Your instructions:
Could you update the material below so that every "Women Clothes" reads "Kids Clothes", with everything else unchanged and the pictures left out?

Data rows:

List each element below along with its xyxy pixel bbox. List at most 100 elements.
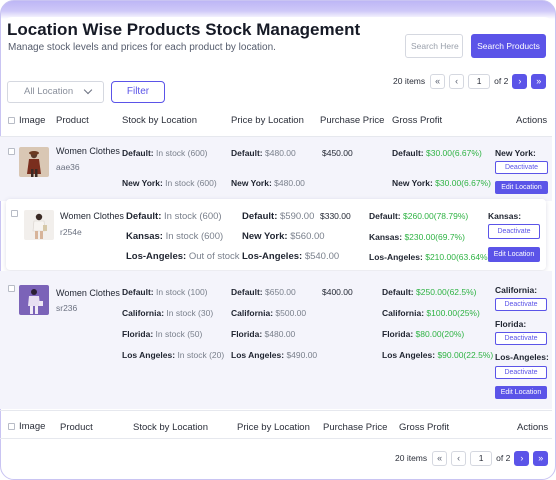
col-purchase-price: Purchase Price [323,422,388,433]
first-page-icon[interactable]: « [430,73,446,89]
product-image [19,147,49,177]
row-checkbox[interactable] [8,285,15,292]
edit-location-button[interactable]: Edit Location [495,386,547,399]
price-location: Los Angeles: [231,350,285,360]
select-all-checkbox-footer[interactable] [8,423,15,430]
product-name: Women Clothes [60,211,124,221]
table-row [0,137,552,201]
stock-entry: Default: In stock (600) [126,211,222,222]
price-value: $490.00 [286,350,318,360]
table-row-highlighted [6,199,546,270]
stock-value: Out of stock [188,251,240,262]
row-checkbox[interactable] [11,210,18,217]
profit-entry: Default: $30.00(6.67%) [392,148,482,158]
price-entry: California: $500.00 [231,308,306,318]
price-value: $500.00 [275,308,307,318]
col-image: Image [19,115,46,126]
profit-entry: New York: $30.00(6.67%) [392,178,491,188]
price-value: $480.00 [264,329,296,339]
profit-entry: Default: $260.00(78.79%) [369,211,468,221]
price-value: $480.00 [265,148,296,158]
header-divider [0,136,552,137]
price-location: California: [231,308,274,318]
last-page-icon[interactable]: » [531,73,547,89]
purchase-price: $330.00 [320,211,351,221]
page-number-input[interactable]: 1 [468,73,491,89]
profit-entry: California: $100.00(25%) [382,308,480,318]
col-stock: Stock by Location [122,115,197,126]
profit-location: Florida: [382,329,414,339]
next-page-icon[interactable]: › [512,73,528,89]
prev-page-icon[interactable]: ‹ [449,73,465,89]
edit-location-button[interactable]: Edit Location [488,247,540,262]
item-count: 20 items [395,453,428,463]
last-page-icon[interactable]: » [533,450,549,466]
price-entry: Default: $480.00 [231,148,296,158]
stock-entry: Los Angeles: In stock (20) [122,350,224,360]
purchase-price: $400.00 [322,287,353,297]
price-location: New York: [231,178,272,188]
product-sku: aae36 [56,162,80,172]
profit-entry: Florida: $80.00(20%) [382,329,464,339]
prev-page-icon[interactable]: ‹ [451,450,467,466]
deactivate-button[interactable]: Deactivate [495,161,548,174]
purchase-price: $450.00 [322,148,353,158]
search-input[interactable] [405,34,463,58]
filter-button[interactable]: Filter [111,81,165,103]
page-title: Location Wise Products Stock Management [7,20,361,39]
location-select-value: All Location [24,86,74,97]
edit-location-button[interactable]: Edit Location [495,181,548,194]
col-actions: Actions [517,422,549,433]
page-total: of 2 [494,76,509,86]
item-count: 20 items [393,76,426,86]
row-checkbox[interactable] [8,148,15,155]
search-products-button[interactable]: Search Products [471,34,546,58]
first-page-icon[interactable]: « [432,450,448,466]
price-entry: Los-Angeles: $540.00 [242,251,339,262]
action-location-label: Florida: [495,319,527,329]
price-location: New York: [242,231,288,242]
stock-entry: Florida: In stock (50) [122,329,202,339]
location-select[interactable]: All Location [7,81,104,103]
product-name: Women Clothes [56,288,120,298]
profit-value: $100.00(25%) [426,308,480,318]
action-location-label: California: [495,285,538,295]
col-product: Product [56,115,89,126]
stock-location: Los Angeles: [122,350,176,360]
price-location: Los-Angeles: [242,251,303,262]
price-entry: Default: $590.00 [242,211,314,222]
stock-value: In stock (100) [156,287,208,297]
profit-value: $30.00(6.67%) [426,148,482,158]
stock-value: In stock (600) [156,148,208,158]
col-actions: Actions [516,115,548,126]
stock-entry: Kansas: In stock (600) [126,231,223,242]
deactivate-button[interactable]: Deactivate [495,332,547,345]
pagination-top: 20 items « ‹ 1 of 2 › » [393,73,550,89]
stock-entry: Default: In stock (600) [122,148,208,158]
next-page-icon[interactable]: › [514,450,530,466]
stock-location: Default: [122,287,154,297]
select-all-checkbox[interactable] [8,117,15,124]
profit-location: Kansas: [369,232,403,242]
profit-location: Los Angeles: [382,350,436,360]
stock-value: In stock (600) [165,178,217,188]
deactivate-button[interactable]: Deactivate [488,224,540,239]
stock-entry: California: In stock (30) [122,308,213,318]
action-location-label: Kansas: [488,211,522,221]
stock-location: Florida: [122,329,154,339]
profit-location: Default: [382,287,414,297]
price-location: Default: [242,211,278,222]
page-number-input[interactable]: 1 [470,450,493,466]
price-entry: New York: $480.00 [231,178,305,188]
product-name: Women Clothes [56,146,120,156]
footer-divider-2 [0,438,552,439]
profit-entry: Los-Angeles: $210.00(63.64%) [369,252,490,262]
deactivate-button[interactable]: Deactivate [495,298,547,311]
price-location: Florida: [231,329,263,339]
stock-entry: Los-Angeles: Out of stock [126,251,240,262]
price-entry: New York: $560.00 [242,231,325,242]
col-gross-profit: Gross Profit [399,422,450,433]
chevron-down-icon [83,85,93,95]
stock-value: In stock (50) [155,329,203,339]
deactivate-button[interactable]: Deactivate [495,366,547,379]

Correct answer:
List each element below along with its xyxy pixel bbox. List at most 100 elements.
col-purchase-price: Purchase Price [323,422,388,433]
first-page-icon[interactable]: « [430,73,446,89]
product-image [19,147,49,177]
row-checkbox[interactable] [8,285,15,292]
edit-location-button[interactable]: Edit Location [495,386,547,399]
price-location: Los Angeles: [231,350,285,360]
select-all-checkbox-footer[interactable] [8,423,15,430]
product-name: Kids Clothes [60,211,124,221]
table-row [0,137,552,201]
stock-entry: Default: In stock (600) [126,211,222,222]
price-value: $490.00 [286,350,318,360]
table-row-highlighted [6,199,546,270]
stock-value: Out of stock [188,251,240,262]
row-checkbox[interactable] [11,210,18,217]
profit-entry: Default: $30.00(6.67%) [392,148,482,158]
price-entry: California: $500.00 [231,308,306,318]
price-value: $500.00 [275,308,307,318]
col-image: Image [19,115,46,126]
profit-entry: New York: $30.00(6.67%) [392,178,491,188]
price-value: $480.00 [264,329,296,339]
profit-entry: Default: $260.00(78.79%) [369,211,468,221]
price-value: $480.00 [265,148,296,158]
header-divider [0,136,552,137]
price-location: California: [231,308,274,318]
last-page-icon[interactable]: » [531,73,547,89]
purchase-price: $330.00 [320,211,351,221]
page-number-input[interactable]: 1 [468,73,491,89]
profit-entry: California: $100.00(25%) [382,308,480,318]
col-stock: Stock by Location [122,115,197,126]
profit-location: Florida: [382,329,414,339]
next-page-icon[interactable]: › [512,73,528,89]
prev-page-icon[interactable]: ‹ [449,73,465,89]
edit-location-button[interactable]: Edit Location [488,247,540,262]
item-count: 20 items [395,453,428,463]
last-page-icon[interactable]: » [533,450,549,466]
price-entry: Default: $480.00 [231,148,296,158]
stock-entry: Los Angeles: In stock (20) [122,350,224,360]
purchase-price: $400.00 [322,287,353,297]
price-location: New York: [231,178,272,188]
product-sku: aae36 [56,162,80,172]
profit-entry: Florida: $80.00(20%) [382,329,464,339]
prev-page-icon[interactable]: ‹ [451,450,467,466]
deactivate-button[interactable]: Deactivate [495,161,548,174]
purchase-price: $450.00 [322,148,353,158]
search-input[interactable] [405,34,463,58]
filter-button[interactable]: Filter [111,81,165,103]
page-title: Location Wise Products Stock Management [7,20,361,39]
location-select-value: All Location [24,86,74,97]
edit-location-button[interactable]: Edit Location [495,181,548,194]
col-actions: Actions [517,422,549,433]
page-total: of 2 [494,76,509,86]
item-count: 20 items [393,76,426,86]
row-checkbox[interactable] [8,148,15,155]
search-products-button[interactable]: Search Products [471,34,546,58]
first-page-icon[interactable]: « [432,450,448,466]
price-entry: Los-Angeles: $540.00 [242,251,339,262]
action-location-label: Florida: [495,319,527,329]
price-location: New York: [242,231,288,242]
stock-entry: Florida: In stock (50) [122,329,202,339]
location-select[interactable]: All Location [7,81,104,103]
product-name: Kids Clothes [56,288,120,298]
profit-value: $100.00(25%) [426,308,480,318]
action-location-label: California: [495,285,538,295]
col-product: Product [56,115,89,126]
stock-location: Los Angeles: [122,350,176,360]
price-location: Los-Angeles: [242,251,303,262]
price-entry: Default: $590.00 [242,211,314,222]
stock-value: In stock (100) [156,287,208,297]
profit-value: $30.00(6.67%) [426,148,482,158]
stock-value: In stock (600) [156,148,208,158]
col-actions: Actions [516,115,548,126]
stock-entry: Kansas: In stock (600) [126,231,223,242]
deactivate-button[interactable]: Deactivate [495,332,547,345]
pagination-top: 20 items « ‹ 1 of 2 › » [393,73,550,89]
stock-entry: Default: In stock (600) [122,148,208,158]
next-page-icon[interactable]: › [514,450,530,466]
stock-location: Default: [122,287,154,297]
select-all-checkbox[interactable] [8,117,15,124]
profit-location: Kansas: [369,232,403,242]
profit-location: Los Angeles: [382,350,436,360]
stock-value: In stock (600) [165,178,217,188]
deactivate-button[interactable]: Deactivate [488,224,540,239]
stock-entry: California: In stock (30) [122,308,213,318]
action-location-label: Kansas: [488,211,522,221]
stock-location: Florida: [122,329,154,339]
profit-location: Default: [382,287,414,297]
price-location: Default: [242,211,278,222]
page-number-input[interactable]: 1 [470,450,493,466]
price-entry: New York: $480.00 [231,178,305,188]
product-name: Kids Clothes [56,146,120,156]
footer-divider-2 [0,438,552,439]
profit-entry: Los-Angeles: $210.00(63.64%) [369,252,490,262]
deactivate-button[interactable]: Deactivate [495,298,547,311]
price-location: Florida: [231,329,263,339]
stock-entry: Los-Angeles: Out of stock [126,251,240,262]
price-entry: New York: $560.00 [242,231,325,242]
col-gross-profit: Gross Profit [399,422,450,433]
chevron-down-icon [83,85,93,95]
stock-value: In stock (50) [155,329,203,339]
deactivate-button[interactable]: Deactivate [495,366,547,379]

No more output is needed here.